* **Exercise data**:
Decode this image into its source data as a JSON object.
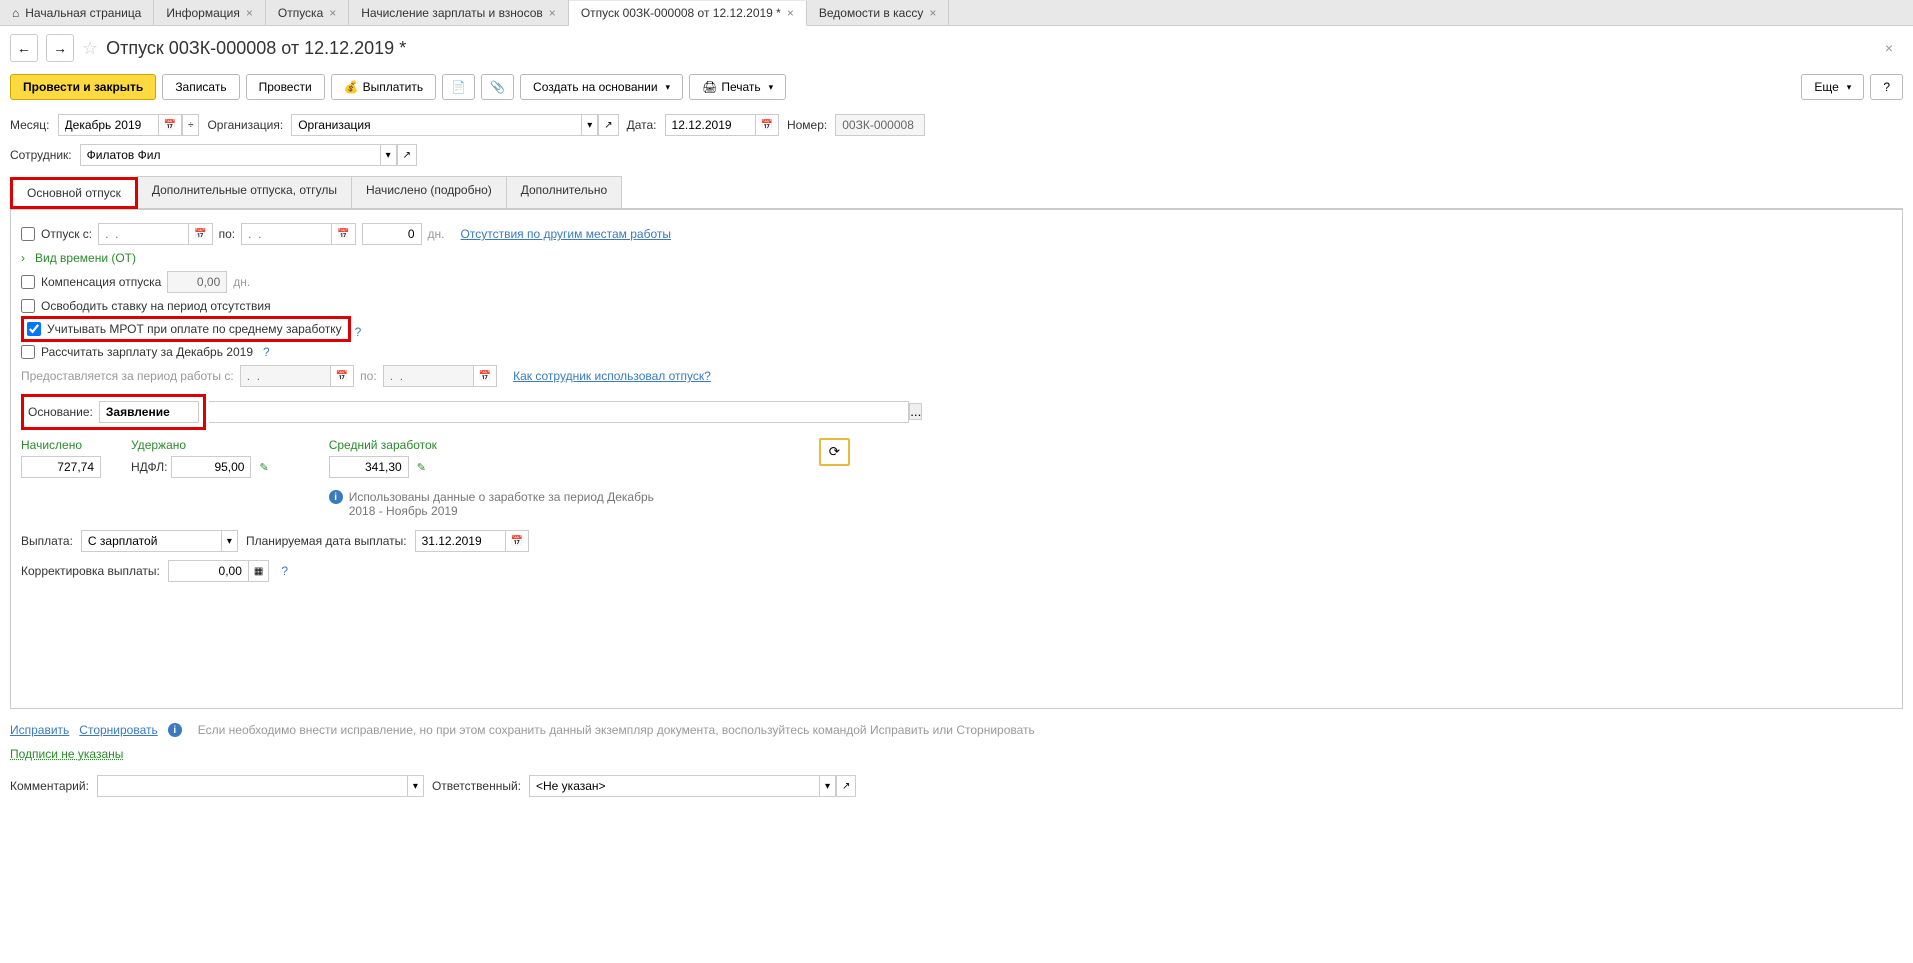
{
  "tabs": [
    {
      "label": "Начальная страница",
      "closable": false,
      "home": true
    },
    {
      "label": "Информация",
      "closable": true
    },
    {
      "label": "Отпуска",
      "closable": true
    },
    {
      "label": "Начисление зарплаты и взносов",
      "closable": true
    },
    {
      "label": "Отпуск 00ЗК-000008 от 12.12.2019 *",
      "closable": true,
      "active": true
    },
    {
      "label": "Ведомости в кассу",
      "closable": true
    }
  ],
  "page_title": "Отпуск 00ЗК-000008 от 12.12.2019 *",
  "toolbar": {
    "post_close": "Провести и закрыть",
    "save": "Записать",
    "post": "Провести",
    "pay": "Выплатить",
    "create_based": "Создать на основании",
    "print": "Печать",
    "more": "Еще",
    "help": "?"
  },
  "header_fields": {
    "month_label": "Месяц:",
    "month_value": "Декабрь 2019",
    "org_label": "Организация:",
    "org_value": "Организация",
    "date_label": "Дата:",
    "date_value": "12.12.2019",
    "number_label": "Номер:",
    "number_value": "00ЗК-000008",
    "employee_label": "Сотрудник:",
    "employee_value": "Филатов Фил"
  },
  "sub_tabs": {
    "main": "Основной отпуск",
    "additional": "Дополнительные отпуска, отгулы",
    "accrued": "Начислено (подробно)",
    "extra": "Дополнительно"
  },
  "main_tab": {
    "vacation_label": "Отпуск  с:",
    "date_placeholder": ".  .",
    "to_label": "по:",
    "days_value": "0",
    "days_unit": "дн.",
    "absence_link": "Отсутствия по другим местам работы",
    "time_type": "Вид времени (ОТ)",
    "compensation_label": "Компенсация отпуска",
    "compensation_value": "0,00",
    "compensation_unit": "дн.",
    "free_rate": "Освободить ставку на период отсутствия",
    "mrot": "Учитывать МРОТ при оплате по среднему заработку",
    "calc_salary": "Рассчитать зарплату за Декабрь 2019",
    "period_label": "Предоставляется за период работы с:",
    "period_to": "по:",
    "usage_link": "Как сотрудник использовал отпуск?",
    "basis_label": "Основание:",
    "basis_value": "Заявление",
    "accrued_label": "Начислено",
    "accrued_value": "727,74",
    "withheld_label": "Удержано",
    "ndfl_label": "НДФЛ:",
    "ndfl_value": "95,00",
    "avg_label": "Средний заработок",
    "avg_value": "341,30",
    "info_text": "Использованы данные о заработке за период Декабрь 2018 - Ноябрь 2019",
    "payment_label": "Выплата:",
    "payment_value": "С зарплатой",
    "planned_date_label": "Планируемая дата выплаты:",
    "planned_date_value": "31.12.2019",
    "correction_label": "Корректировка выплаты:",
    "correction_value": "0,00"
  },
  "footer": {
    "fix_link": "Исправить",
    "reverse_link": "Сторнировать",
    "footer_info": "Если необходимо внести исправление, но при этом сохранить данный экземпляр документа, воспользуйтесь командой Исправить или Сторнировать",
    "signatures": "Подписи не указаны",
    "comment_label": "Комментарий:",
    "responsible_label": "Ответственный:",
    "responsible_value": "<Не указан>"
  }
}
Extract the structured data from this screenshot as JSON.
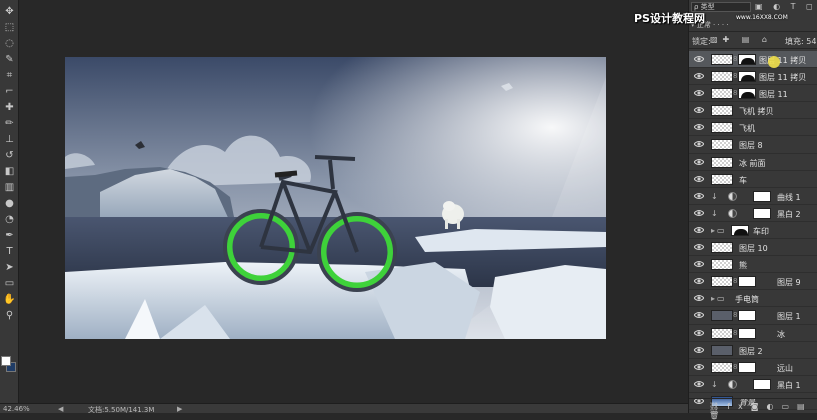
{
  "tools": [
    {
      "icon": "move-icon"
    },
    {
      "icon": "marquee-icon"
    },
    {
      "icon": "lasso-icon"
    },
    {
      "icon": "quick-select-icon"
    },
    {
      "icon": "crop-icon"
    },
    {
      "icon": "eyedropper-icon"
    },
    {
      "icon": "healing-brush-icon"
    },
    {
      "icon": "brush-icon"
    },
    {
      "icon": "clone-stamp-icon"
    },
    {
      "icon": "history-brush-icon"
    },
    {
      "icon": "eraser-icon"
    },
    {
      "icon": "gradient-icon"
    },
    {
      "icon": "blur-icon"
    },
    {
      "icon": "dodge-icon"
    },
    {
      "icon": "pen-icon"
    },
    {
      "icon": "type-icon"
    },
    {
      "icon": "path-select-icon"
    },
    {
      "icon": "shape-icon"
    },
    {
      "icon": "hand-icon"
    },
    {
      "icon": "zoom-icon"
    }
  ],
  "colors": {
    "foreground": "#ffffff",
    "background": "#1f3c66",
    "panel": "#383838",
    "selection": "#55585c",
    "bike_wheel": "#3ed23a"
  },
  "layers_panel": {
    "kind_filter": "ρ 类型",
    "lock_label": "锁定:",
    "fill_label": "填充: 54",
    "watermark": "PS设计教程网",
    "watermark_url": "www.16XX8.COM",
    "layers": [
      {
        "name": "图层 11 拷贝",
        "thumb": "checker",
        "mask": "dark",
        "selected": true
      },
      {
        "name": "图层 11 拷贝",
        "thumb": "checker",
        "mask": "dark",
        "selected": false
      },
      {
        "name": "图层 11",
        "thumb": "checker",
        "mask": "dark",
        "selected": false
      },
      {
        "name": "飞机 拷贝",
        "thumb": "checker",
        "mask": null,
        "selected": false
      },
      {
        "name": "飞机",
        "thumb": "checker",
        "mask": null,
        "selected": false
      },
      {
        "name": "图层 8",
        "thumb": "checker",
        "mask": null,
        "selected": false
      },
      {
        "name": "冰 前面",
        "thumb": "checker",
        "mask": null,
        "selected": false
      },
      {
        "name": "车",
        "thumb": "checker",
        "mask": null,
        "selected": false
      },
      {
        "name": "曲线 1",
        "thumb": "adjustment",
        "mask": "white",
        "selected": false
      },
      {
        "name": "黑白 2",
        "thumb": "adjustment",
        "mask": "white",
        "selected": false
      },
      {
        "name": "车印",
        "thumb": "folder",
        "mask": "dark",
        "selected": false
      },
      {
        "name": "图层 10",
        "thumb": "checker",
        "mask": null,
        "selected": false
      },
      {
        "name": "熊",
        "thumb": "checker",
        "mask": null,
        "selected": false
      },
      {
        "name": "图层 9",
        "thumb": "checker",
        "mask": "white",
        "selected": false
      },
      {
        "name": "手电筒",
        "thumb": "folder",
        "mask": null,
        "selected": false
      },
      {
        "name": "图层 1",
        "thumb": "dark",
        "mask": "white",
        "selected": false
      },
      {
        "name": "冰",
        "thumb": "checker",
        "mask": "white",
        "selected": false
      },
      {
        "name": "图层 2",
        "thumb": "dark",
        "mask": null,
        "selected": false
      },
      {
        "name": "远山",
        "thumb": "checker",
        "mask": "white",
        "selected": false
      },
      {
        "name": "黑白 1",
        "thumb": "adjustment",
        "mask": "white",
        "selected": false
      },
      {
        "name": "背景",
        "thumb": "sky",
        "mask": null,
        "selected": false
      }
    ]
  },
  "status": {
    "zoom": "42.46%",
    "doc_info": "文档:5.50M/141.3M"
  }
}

* **What you are asked to do**: Make an exact copy of the records above, with the pictures left out.

* **Answer to this task**:
Decode this image into its source data as a JSON object.
{
  "tabs": [
    {
      "label": "Начальная страница",
      "closable": false,
      "home": true
    },
    {
      "label": "Информация",
      "closable": true
    },
    {
      "label": "Отпуска",
      "closable": true
    },
    {
      "label": "Начисление зарплаты и взносов",
      "closable": true
    },
    {
      "label": "Отпуск 00ЗК-000008 от 12.12.2019 *",
      "closable": true,
      "active": true
    },
    {
      "label": "Ведомости в кассу",
      "closable": true
    }
  ],
  "page_title": "Отпуск 00ЗК-000008 от 12.12.2019 *",
  "toolbar": {
    "post_close": "Провести и закрыть",
    "save": "Записать",
    "post": "Провести",
    "pay": "Выплатить",
    "create_based": "Создать на основании",
    "print": "Печать",
    "more": "Еще",
    "help": "?"
  },
  "header_fields": {
    "month_label": "Месяц:",
    "month_value": "Декабрь 2019",
    "org_label": "Организация:",
    "org_value": "Организация",
    "date_label": "Дата:",
    "date_value": "12.12.2019",
    "number_label": "Номер:",
    "number_value": "00ЗК-000008",
    "employee_label": "Сотрудник:",
    "employee_value": "Филатов Фил"
  },
  "sub_tabs": {
    "main": "Основной отпуск",
    "additional": "Дополнительные отпуска, отгулы",
    "accrued": "Начислено (подробно)",
    "extra": "Дополнительно"
  },
  "main_tab": {
    "vacation_label": "Отпуск  с:",
    "date_placeholder": ".  .",
    "to_label": "по:",
    "days_value": "0",
    "days_unit": "дн.",
    "absence_link": "Отсутствия по другим местам работы",
    "time_type": "Вид времени (ОТ)",
    "compensation_label": "Компенсация отпуска",
    "compensation_value": "0,00",
    "compensation_unit": "дн.",
    "free_rate": "Освободить ставку на период отсутствия",
    "mrot": "Учитывать МРОТ при оплате по среднему заработку",
    "calc_salary": "Рассчитать зарплату за Декабрь 2019",
    "period_label": "Предоставляется за период работы с:",
    "period_to": "по:",
    "usage_link": "Как сотрудник использовал отпуск?",
    "basis_label": "Основание:",
    "basis_value": "Заявление",
    "accrued_label": "Начислено",
    "accrued_value": "727,74",
    "withheld_label": "Удержано",
    "ndfl_label": "НДФЛ:",
    "ndfl_value": "95,00",
    "avg_label": "Средний заработок",
    "avg_value": "341,30",
    "info_text": "Использованы данные о заработке за период Декабрь 2018 - Ноябрь 2019",
    "payment_label": "Выплата:",
    "payment_value": "С зарплатой",
    "planned_date_label": "Планируемая дата выплаты:",
    "planned_date_value": "31.12.2019",
    "correction_label": "Корректировка выплаты:",
    "correction_value": "0,00"
  },
  "footer": {
    "fix_link": "Исправить",
    "reverse_link": "Сторнировать",
    "footer_info": "Если необходимо внести исправление, но при этом сохранить данный экземпляр документа, воспользуйтесь командой Исправить или Сторнировать",
    "signatures": "Подписи не указаны",
    "comment_label": "Комментарий:",
    "responsible_label": "Ответственный:",
    "responsible_value": "<Не указан>"
  }
}
Extract the structured data from this screenshot as JSON.
{
  "tools": [
    {
      "icon": "move-icon"
    },
    {
      "icon": "marquee-icon"
    },
    {
      "icon": "lasso-icon"
    },
    {
      "icon": "quick-select-icon"
    },
    {
      "icon": "crop-icon"
    },
    {
      "icon": "eyedropper-icon"
    },
    {
      "icon": "healing-brush-icon"
    },
    {
      "icon": "brush-icon"
    },
    {
      "icon": "clone-stamp-icon"
    },
    {
      "icon": "history-brush-icon"
    },
    {
      "icon": "eraser-icon"
    },
    {
      "icon": "gradient-icon"
    },
    {
      "icon": "blur-icon"
    },
    {
      "icon": "dodge-icon"
    },
    {
      "icon": "pen-icon"
    },
    {
      "icon": "type-icon"
    },
    {
      "icon": "path-select-icon"
    },
    {
      "icon": "shape-icon"
    },
    {
      "icon": "hand-icon"
    },
    {
      "icon": "zoom-icon"
    }
  ],
  "colors": {
    "foreground": "#ffffff",
    "background": "#1f3c66",
    "panel": "#383838",
    "selection": "#55585c",
    "bike_wheel": "#3ed23a"
  },
  "layers_panel": {
    "kind_filter": "ρ 类型",
    "lock_label": "锁定:",
    "fill_label": "填充: 54",
    "watermark": "PS设计教程网",
    "watermark_url": "www.16XX8.COM",
    "layers": [
      {
        "name": "图层 11 拷贝",
        "thumb": "checker",
        "mask": "dark",
        "selected": true
      },
      {
        "name": "图层 11 拷贝",
        "thumb": "checker",
        "mask": "dark",
        "selected": false
      },
      {
        "name": "图层 11",
        "thumb": "checker",
        "mask": "dark",
        "selected": false
      },
      {
        "name": "飞机 拷贝",
        "thumb": "checker",
        "mask": null,
        "selected": false
      },
      {
        "name": "飞机",
        "thumb": "checker",
        "mask": null,
        "selected": false
      },
      {
        "name": "图层 8",
        "thumb": "checker",
        "mask": null,
        "selected": false
      },
      {
        "name": "冰 前面",
        "thumb": "checker",
        "mask": null,
        "selected": false
      },
      {
        "name": "车",
        "thumb": "checker",
        "mask": null,
        "selected": false
      },
      {
        "name": "曲线 1",
        "thumb": "adjustment",
        "mask": "white",
        "selected": false
      },
      {
        "name": "黑白 2",
        "thumb": "adjustment",
        "mask": "white",
        "selected": false
      },
      {
        "name": "车印",
        "thumb": "folder",
        "mask": "dark",
        "selected": false
      },
      {
        "name": "图层 10",
        "thumb": "checker",
        "mask": null,
        "selected": false
      },
      {
        "name": "熊",
        "thumb": "checker",
        "mask": null,
        "selected": false
      },
      {
        "name": "图层 9",
        "thumb": "checker",
        "mask": "white",
        "selected": false
      },
      {
        "name": "手电筒",
        "thumb": "folder",
        "mask": null,
        "selected": false
      },
      {
        "name": "图层 1",
        "thumb": "dark",
        "mask": "white",
        "selected": false
      },
      {
        "name": "冰",
        "thumb": "checker",
        "mask": "white",
        "selected": false
      },
      {
        "name": "图层 2",
        "thumb": "dark",
        "mask": null,
        "selected": false
      },
      {
        "name": "远山",
        "thumb": "checker",
        "mask": "white",
        "selected": false
      },
      {
        "name": "黑白 1",
        "thumb": "adjustment",
        "mask": "white",
        "selected": false
      },
      {
        "name": "背景",
        "thumb": "sky",
        "mask": null,
        "selected": false
      }
    ]
  },
  "status": {
    "zoom": "42.46%",
    "doc_info": "文档:5.50M/141.3M"
  }
}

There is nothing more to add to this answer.